-- START Stored data --

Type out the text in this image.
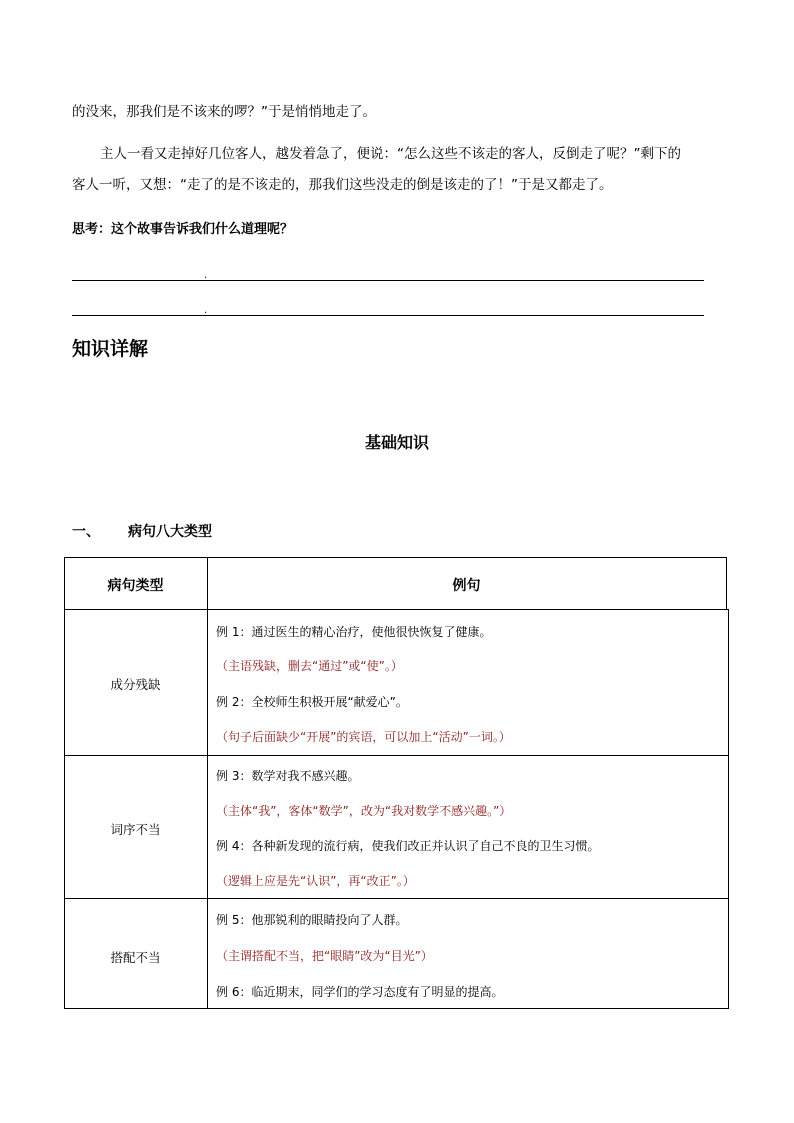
的没来，那我们是不该来的啰？”于是悄悄地走了。
主人一看又走掉好几位客人，越发着急了，便说：“怎么这些不该走的客人，反倒走了呢？”剩下的
客人一听，又想：“走了的是不该走的，那我们这些没走的倒是该走的了！”于是又都走了。
思考：这个故事告诉我们什么道理呢？
.
.
知识详解
基础知识
一、 病句八大类型
病句类型	例句
成分残缺
例 1：通过医生的精心治疗，使他很快恢复了健康。
（主语残缺，删去“通过”或“使”。）
例 2：全校师生积极开展“献爱心”。
（句子后面缺少“开展”的宾语，可以加上“活动”一词。）
词序不当
例 3：数学对我不感兴趣。
（主体“我”，客体“数学”，改为“我对数学不感兴趣。”）
例 4：各种新发现的流行病，使我们改正并认识了自己不良的卫生习惯。
（逻辑上应是先“认识”，再“改正”。）
搭配不当
例 5：他那锐利的眼睛投向了人群。
（主谓搭配不当，把“眼睛”改为“目光”）
例 6：临近期末，同学们的学习态度有了明显的提高。
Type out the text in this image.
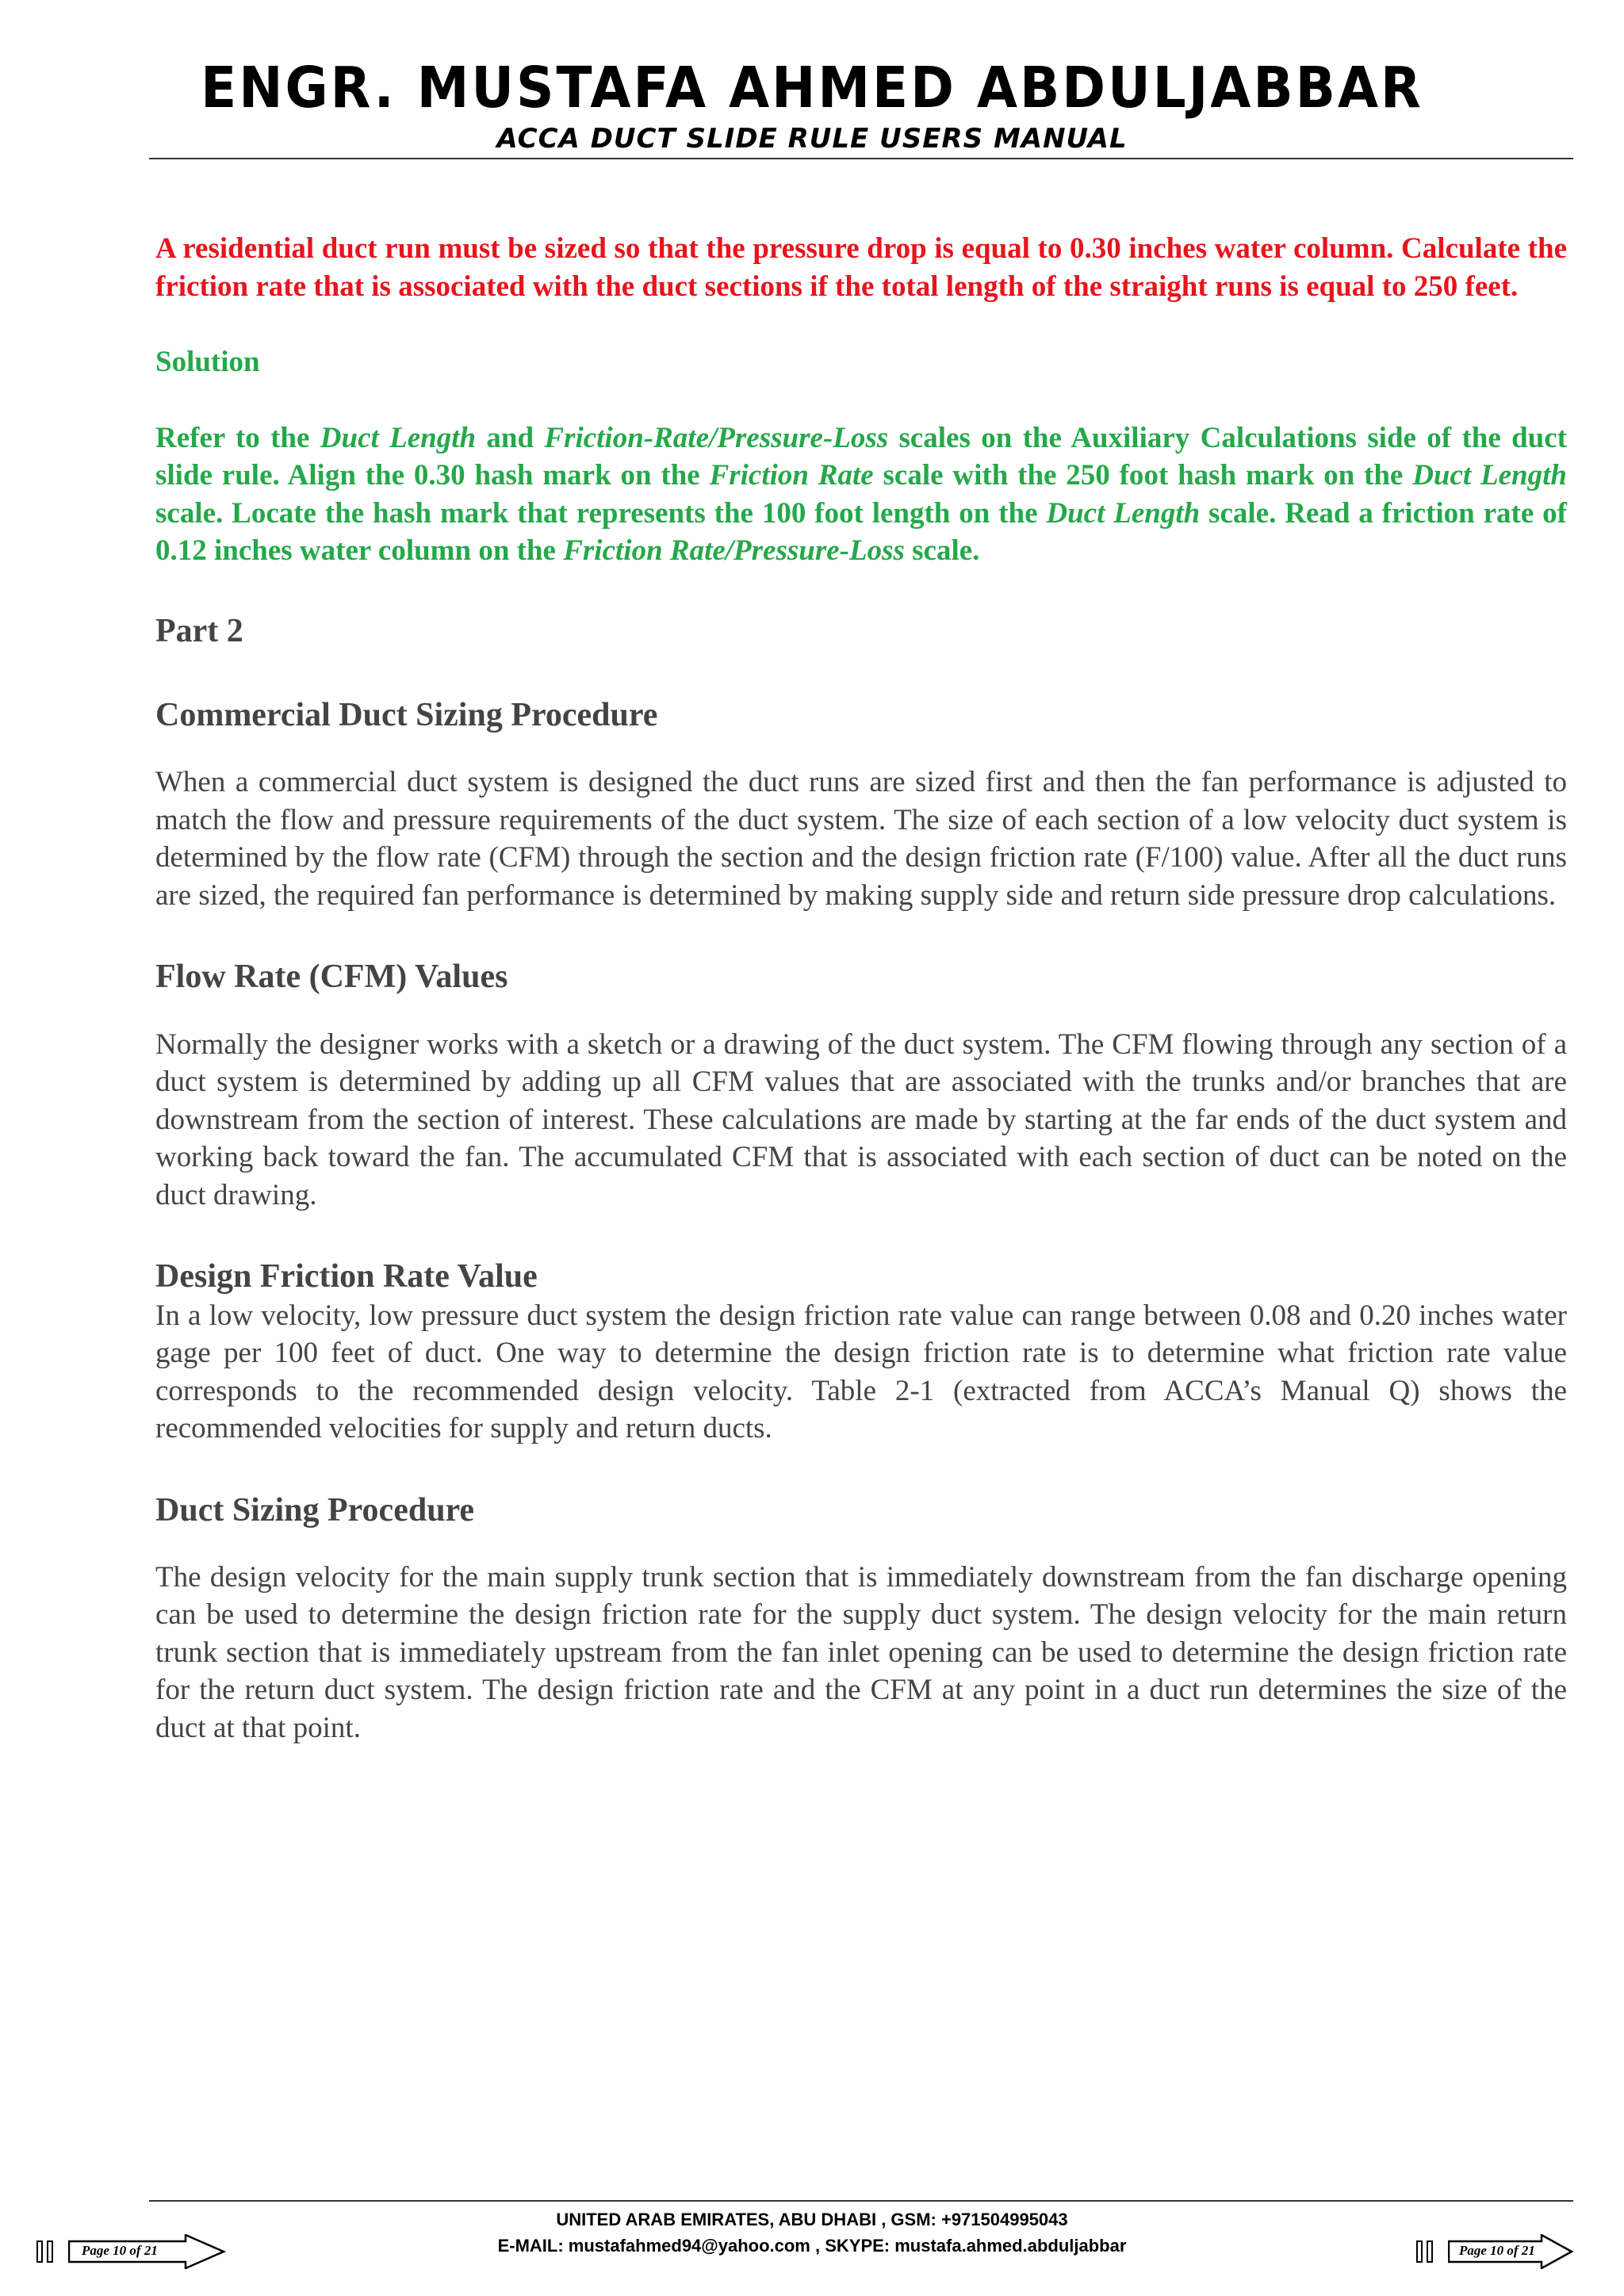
ENGR. MUSTAFA AHMED ABDULJABBAR
ACCA DUCT SLIDE RULE USERS MANUAL

A residential duct run must be sized so that the pressure drop is equal to 0.30 inches water column. Calculate the friction rate that is associated with the duct sections if the total length of the straight runs is equal to 250 feet.

Solution

Refer to the Duct Length and Friction-Rate/Pressure-Loss scales on the Auxiliary Calculations side of the duct slide rule. Align the 0.30 hash mark on the Friction Rate scale with the 250 foot hash mark on the Duct Length scale. Locate the hash mark that represents the 100 foot length on the Duct Length scale. Read a friction rate of 0.12 inches water column on the Friction Rate/Pressure-Loss scale.

Part 2
Commercial Duct Sizing Procedure

When a commercial duct system is designed the duct runs are sized first and then the fan performance is adjusted to match the flow and pressure requirements of the duct system. The size of each section of a low velocity duct system is determined by the flow rate (CFM) through the section and the design friction rate (F/100) value. After all the duct runs are sized, the required fan performance is determined by making supply side and return side pressure drop calculations.

Flow Rate (CFM) Values

Normally the designer works with a sketch or a drawing of the duct system. The CFM flowing through any section of a duct system is determined by adding up all CFM values that are associated with the trunks and/or branches that are downstream from the section of interest. These calculations are made by starting at the far ends of the duct system and working back toward the fan. The accumulated CFM that is associated with each section of duct can be noted on the duct drawing.

Design Friction Rate Value

In a low velocity, low pressure duct system the design friction rate value can range between 0.08 and 0.20 inches water gage per 100 feet of duct. One way to determine the design friction rate is to determine what friction rate value corresponds to the recommended design velocity. Table 2-1 (extracted from ACCA’s Manual Q) shows the recommended velocities for supply and return ducts.

Duct Sizing Procedure

The design velocity for the main supply trunk section that is immediately downstream from the fan discharge opening can be used to determine the design friction rate for the supply duct system. The design velocity for the main return trunk section that is immediately upstream from the fan inlet opening can be used to determine the design friction rate for the return duct system. The design friction rate and the CFM at any point in a duct run determines the size of the duct at that point.

UNITED ARAB EMIRATES, ABU DHABI , GSM: +971504995043
E-MAIL: mustafahmed94@yahoo.com , SKYPE: mustafa.ahmed.abduljabbar
Page 10 of 21	Page 10 of 21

-- END Stored data --

Given task:
Restate the data above word for word. Skip every picture.

Full output:
Type out the text in this image.
的没来，那我们是不该来的啰？”于是悄悄地走了。
主人一看又走掉好几位客人，越发着急了，便说：“怎么这些不该走的客人，反倒走了呢？”剩下的
客人一听，又想：“走了的是不该走的，那我们这些没走的倒是该走的了！”于是又都走了。
思考：这个故事告诉我们什么道理呢？
.
.
知识详解
基础知识
一、 病句八大类型
病句类型	例句
成分残缺
例 1：通过医生的精心治疗，使他很快恢复了健康。
（主语残缺，删去“通过”或“使”。）
例 2：全校师生积极开展“献爱心”。
（句子后面缺少“开展”的宾语，可以加上“活动”一词。）
词序不当
例 3：数学对我不感兴趣。
（主体“我”，客体“数学”，改为“我对数学不感兴趣。”）
例 4：各种新发现的流行病，使我们改正并认识了自己不良的卫生习惯。
（逻辑上应是先“认识”，再“改正”。）
搭配不当
例 5：他那锐利的眼睛投向了人群。
（主谓搭配不当，把“眼睛”改为“目光”）
例 6：临近期末，同学们的学习态度有了明显的提高。
Type out the text in this image.
ENGR. MUSTAFA AHMED ABDULJABBAR
ACCA DUCT SLIDE RULE USERS MANUAL

A residential duct run must be sized so that the pressure drop is equal to 0.30 inches water column. Calculate the friction rate that is associated with the duct sections if the total length of the straight runs is equal to 250 feet.

Solution

Refer to the Duct Length and Friction-Rate/Pressure-Loss scales on the Auxiliary Calculations side of the duct slide rule. Align the 0.30 hash mark on the Friction Rate scale with the 250 foot hash mark on the Duct Length scale. Locate the hash mark that represents the 100 foot length on the Duct Length scale. Read a friction rate of 0.12 inches water column on the Friction Rate/Pressure-Loss scale.

Part 2
Commercial Duct Sizing Procedure

When a commercial duct system is designed the duct runs are sized first and then the fan performance is adjusted to match the flow and pressure requirements of the duct system. The size of each section of a low velocity duct system is determined by the flow rate (CFM) through the section and the design friction rate (F/100) value. After all the duct runs are sized, the required fan performance is determined by making supply side and return side pressure drop calculations.

Flow Rate (CFM) Values

Normally the designer works with a sketch or a drawing of the duct system. The CFM flowing through any section of a duct system is determined by adding up all CFM values that are associated with the trunks and/or branches that are downstream from the section of interest. These calculations are made by starting at the far ends of the duct system and working back toward the fan. The accumulated CFM that is associated with each section of duct can be noted on the duct drawing.

Design Friction Rate Value

In a low velocity, low pressure duct system the design friction rate value can range between 0.08 and 0.20 inches water gage per 100 feet of duct. One way to determine the design friction rate is to determine what friction rate value corresponds to the recommended design velocity. Table 2-1 (extracted from ACCA’s Manual Q) shows the recommended velocities for supply and return ducts.

Duct Sizing Procedure

The design velocity for the main supply trunk section that is immediately downstream from the fan discharge opening can be used to determine the design friction rate for the supply duct system. The design velocity for the main return trunk section that is immediately upstream from the fan inlet opening can be used to determine the design friction rate for the return duct system. The design friction rate and the CFM at any point in a duct run determines the size of the duct at that point.

UNITED ARAB EMIRATES, ABU DHABI , GSM: +971504995043
E-MAIL: mustafahmed94@yahoo.com , SKYPE: mustafa.ahmed.abduljabbar
Page 10 of 21	Page 10 of 21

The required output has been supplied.